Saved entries

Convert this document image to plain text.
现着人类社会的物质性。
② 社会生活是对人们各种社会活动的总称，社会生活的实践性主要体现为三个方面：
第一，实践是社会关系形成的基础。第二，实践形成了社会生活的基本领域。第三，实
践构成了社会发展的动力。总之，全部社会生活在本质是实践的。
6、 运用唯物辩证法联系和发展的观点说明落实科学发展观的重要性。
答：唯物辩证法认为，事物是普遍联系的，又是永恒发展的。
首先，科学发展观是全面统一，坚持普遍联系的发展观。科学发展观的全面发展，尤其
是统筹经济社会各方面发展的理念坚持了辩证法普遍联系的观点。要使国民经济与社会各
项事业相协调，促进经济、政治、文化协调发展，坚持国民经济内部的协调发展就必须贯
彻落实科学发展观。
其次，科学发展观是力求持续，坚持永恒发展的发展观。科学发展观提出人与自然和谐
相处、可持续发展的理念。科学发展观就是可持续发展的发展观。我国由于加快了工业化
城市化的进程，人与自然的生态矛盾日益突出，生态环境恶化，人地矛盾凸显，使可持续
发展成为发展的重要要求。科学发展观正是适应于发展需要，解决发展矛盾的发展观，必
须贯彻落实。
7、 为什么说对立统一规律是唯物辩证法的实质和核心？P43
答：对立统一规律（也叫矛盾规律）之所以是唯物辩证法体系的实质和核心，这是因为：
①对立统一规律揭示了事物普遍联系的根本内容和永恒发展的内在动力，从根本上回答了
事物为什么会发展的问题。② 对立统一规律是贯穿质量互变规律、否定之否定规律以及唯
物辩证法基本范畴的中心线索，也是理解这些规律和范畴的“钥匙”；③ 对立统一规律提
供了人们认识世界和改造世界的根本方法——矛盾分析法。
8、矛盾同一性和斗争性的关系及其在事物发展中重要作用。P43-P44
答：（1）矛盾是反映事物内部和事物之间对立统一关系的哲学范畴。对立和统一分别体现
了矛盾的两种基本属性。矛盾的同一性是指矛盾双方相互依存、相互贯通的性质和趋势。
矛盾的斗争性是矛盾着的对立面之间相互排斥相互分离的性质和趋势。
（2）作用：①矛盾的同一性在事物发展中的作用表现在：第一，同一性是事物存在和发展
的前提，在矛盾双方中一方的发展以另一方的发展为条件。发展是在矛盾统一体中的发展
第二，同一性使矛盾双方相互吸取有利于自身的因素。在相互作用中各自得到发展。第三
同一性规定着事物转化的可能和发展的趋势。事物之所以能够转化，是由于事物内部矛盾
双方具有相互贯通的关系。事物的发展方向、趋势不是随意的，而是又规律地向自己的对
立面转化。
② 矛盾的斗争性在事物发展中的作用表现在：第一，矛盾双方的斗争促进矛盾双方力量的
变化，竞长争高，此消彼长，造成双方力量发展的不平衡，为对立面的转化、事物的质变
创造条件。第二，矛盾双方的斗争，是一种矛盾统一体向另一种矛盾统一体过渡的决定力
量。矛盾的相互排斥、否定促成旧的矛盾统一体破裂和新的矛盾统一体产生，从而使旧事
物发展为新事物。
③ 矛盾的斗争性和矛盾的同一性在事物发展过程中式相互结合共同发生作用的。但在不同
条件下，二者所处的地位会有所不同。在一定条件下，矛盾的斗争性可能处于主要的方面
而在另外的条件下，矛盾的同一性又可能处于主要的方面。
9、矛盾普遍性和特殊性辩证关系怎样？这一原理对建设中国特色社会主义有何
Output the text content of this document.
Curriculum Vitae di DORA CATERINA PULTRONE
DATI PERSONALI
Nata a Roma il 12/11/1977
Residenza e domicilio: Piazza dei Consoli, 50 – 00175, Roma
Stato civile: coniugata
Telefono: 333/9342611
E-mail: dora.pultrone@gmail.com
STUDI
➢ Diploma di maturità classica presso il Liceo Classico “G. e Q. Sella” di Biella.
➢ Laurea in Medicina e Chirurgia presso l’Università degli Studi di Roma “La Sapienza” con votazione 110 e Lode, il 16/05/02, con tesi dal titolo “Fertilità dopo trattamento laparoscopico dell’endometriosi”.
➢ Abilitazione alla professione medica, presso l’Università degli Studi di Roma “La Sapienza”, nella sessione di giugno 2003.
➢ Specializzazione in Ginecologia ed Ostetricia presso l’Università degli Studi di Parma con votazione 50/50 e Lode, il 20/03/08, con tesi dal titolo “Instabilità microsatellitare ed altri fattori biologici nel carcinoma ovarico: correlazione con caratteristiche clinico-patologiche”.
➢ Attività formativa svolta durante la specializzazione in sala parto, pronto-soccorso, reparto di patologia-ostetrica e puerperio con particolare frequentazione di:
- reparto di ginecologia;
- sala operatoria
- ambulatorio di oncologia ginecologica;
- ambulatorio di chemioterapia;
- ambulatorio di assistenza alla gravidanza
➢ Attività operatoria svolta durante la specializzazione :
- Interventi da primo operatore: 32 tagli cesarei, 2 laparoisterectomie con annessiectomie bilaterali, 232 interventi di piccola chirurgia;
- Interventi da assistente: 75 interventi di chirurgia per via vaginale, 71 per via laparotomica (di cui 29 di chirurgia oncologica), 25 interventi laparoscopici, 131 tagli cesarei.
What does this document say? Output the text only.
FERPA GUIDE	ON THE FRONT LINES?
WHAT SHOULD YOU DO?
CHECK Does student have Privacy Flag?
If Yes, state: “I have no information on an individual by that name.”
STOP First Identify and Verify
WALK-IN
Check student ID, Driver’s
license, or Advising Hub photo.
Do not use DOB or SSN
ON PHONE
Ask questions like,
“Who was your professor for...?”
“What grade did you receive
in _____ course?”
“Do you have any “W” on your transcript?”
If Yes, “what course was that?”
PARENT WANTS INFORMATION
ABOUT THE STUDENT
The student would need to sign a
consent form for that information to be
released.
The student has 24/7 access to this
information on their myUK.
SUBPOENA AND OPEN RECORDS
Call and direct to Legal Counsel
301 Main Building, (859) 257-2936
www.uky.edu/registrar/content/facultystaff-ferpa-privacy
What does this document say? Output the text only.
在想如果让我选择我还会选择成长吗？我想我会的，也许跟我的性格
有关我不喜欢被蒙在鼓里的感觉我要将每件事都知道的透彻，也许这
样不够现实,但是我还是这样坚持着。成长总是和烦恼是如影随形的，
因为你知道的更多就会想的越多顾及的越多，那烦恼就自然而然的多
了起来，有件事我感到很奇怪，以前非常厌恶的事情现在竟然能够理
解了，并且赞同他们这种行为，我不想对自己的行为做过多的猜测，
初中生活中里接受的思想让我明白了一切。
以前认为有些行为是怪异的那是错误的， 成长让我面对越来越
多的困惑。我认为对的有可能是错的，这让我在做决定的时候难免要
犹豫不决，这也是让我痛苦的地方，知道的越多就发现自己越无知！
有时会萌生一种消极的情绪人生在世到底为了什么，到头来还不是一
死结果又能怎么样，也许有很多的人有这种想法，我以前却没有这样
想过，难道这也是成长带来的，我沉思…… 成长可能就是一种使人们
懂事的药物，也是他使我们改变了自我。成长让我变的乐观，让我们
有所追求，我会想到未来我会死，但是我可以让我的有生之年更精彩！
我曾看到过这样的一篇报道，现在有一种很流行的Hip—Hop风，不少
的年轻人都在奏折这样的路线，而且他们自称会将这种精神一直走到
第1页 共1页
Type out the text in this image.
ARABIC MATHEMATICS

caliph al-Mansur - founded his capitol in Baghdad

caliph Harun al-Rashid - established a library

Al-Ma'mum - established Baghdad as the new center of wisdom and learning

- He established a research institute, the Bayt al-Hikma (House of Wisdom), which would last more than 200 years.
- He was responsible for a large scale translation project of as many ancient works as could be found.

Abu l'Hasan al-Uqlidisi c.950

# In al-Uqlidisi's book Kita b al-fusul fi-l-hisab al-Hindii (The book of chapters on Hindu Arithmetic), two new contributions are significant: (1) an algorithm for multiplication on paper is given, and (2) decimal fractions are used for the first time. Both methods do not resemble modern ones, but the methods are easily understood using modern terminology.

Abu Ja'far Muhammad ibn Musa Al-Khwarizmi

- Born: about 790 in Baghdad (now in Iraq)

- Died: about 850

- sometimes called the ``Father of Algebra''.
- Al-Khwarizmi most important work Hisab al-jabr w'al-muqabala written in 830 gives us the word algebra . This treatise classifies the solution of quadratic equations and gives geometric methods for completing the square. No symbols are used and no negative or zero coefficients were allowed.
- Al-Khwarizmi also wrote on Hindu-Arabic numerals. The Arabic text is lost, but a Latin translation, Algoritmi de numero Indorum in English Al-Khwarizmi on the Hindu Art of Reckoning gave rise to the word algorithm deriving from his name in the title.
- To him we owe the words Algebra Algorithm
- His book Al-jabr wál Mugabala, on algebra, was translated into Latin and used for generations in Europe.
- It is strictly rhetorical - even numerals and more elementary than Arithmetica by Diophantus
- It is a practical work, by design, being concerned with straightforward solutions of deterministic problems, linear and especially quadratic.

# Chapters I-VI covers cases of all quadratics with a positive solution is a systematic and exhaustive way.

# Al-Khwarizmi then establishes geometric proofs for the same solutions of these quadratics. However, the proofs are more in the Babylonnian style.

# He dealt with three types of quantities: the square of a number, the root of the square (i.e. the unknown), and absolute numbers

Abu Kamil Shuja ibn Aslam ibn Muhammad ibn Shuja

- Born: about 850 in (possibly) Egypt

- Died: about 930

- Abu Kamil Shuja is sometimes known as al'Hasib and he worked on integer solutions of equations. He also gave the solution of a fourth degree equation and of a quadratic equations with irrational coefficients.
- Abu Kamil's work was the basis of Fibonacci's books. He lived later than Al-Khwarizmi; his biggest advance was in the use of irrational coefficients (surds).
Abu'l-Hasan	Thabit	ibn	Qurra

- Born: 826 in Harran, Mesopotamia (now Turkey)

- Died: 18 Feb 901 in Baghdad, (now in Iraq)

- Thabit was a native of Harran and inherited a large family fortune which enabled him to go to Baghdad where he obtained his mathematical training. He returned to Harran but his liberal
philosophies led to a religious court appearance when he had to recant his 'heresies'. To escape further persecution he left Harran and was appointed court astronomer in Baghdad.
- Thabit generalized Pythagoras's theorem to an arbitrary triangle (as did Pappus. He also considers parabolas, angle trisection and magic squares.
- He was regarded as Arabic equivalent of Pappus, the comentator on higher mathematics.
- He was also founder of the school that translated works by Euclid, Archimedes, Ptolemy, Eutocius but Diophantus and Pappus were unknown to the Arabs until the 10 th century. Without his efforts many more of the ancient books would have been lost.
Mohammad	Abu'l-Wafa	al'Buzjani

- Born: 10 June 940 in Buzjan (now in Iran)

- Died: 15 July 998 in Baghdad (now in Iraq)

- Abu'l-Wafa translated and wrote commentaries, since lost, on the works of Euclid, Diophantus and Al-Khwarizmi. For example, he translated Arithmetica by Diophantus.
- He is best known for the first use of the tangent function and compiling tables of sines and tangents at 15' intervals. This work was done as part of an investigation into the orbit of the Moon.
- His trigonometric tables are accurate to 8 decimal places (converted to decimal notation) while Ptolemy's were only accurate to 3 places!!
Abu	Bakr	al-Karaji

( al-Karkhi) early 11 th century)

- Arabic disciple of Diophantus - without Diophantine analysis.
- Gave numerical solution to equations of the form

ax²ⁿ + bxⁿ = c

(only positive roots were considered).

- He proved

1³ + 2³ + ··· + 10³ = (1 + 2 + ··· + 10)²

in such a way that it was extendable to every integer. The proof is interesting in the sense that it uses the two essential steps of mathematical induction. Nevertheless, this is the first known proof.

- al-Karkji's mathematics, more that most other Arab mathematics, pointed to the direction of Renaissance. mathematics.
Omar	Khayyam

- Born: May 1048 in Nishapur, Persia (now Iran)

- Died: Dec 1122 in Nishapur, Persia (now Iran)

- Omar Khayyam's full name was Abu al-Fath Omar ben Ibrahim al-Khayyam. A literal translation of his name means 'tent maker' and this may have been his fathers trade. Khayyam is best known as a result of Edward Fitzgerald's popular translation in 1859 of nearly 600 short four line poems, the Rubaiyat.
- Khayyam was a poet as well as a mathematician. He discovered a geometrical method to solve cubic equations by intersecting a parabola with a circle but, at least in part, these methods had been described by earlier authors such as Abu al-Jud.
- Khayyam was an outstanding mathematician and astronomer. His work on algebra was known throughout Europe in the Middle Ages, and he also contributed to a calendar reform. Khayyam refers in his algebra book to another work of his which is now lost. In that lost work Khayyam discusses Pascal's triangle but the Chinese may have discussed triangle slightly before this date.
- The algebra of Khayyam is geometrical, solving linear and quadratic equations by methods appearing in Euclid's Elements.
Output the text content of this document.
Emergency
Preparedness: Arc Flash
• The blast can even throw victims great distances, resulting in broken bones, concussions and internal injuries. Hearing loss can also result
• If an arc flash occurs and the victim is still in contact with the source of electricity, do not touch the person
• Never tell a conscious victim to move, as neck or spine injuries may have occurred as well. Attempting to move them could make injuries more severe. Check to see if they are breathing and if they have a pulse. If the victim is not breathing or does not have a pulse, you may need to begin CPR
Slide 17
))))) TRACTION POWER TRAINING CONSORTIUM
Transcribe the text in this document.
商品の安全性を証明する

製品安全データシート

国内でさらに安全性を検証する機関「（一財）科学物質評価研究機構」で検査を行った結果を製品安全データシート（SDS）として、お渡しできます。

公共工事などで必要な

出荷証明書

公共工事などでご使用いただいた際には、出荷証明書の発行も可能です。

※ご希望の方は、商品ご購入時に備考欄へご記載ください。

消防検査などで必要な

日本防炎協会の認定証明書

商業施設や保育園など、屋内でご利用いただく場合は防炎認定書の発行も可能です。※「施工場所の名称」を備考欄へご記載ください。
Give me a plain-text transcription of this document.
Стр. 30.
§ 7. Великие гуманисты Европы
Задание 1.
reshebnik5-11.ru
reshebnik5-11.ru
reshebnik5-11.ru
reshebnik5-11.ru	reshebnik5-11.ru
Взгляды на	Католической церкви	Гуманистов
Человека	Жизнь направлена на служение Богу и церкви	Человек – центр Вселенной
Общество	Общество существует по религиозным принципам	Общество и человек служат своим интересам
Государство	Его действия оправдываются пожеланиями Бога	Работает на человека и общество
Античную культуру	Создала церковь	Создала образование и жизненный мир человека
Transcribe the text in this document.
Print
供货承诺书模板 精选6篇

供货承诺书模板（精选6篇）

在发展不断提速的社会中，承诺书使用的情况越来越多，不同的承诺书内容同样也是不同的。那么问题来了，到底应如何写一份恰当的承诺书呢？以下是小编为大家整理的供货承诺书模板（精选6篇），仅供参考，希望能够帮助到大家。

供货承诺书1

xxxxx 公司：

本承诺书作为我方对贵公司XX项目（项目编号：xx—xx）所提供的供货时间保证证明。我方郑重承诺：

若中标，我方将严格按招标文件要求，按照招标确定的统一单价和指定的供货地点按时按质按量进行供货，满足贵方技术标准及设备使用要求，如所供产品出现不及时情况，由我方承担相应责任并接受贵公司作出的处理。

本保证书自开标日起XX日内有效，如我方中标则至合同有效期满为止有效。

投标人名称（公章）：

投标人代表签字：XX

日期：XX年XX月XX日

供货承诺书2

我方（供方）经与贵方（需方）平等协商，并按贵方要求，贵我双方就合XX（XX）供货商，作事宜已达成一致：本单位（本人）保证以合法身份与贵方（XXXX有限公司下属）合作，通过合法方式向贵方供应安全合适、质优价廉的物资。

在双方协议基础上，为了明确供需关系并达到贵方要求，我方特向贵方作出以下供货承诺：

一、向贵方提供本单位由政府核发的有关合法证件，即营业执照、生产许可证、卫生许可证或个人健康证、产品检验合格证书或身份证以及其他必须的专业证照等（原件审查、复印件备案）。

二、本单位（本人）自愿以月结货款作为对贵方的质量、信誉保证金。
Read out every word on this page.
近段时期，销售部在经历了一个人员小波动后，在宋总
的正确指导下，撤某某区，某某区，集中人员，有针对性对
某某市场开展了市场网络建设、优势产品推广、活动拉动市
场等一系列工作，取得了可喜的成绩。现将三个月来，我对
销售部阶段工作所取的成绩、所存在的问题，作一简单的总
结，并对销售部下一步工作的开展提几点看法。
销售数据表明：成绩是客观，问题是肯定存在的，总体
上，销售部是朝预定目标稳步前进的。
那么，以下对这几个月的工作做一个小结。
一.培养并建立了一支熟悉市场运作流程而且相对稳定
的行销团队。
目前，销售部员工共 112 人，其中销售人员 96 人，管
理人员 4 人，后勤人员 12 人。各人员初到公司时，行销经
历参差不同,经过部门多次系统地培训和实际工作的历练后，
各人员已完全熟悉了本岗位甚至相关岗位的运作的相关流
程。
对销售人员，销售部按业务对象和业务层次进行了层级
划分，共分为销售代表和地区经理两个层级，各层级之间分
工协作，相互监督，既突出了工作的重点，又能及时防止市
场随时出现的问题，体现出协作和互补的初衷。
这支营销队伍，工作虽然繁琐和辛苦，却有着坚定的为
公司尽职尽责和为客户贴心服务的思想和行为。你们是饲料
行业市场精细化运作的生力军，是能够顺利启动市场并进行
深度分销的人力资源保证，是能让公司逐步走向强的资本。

Short problem
Extract all lines containing the word "plain".

Answer to this task
Convert this document image to plain text.
Give me a plain-text transcription of this document.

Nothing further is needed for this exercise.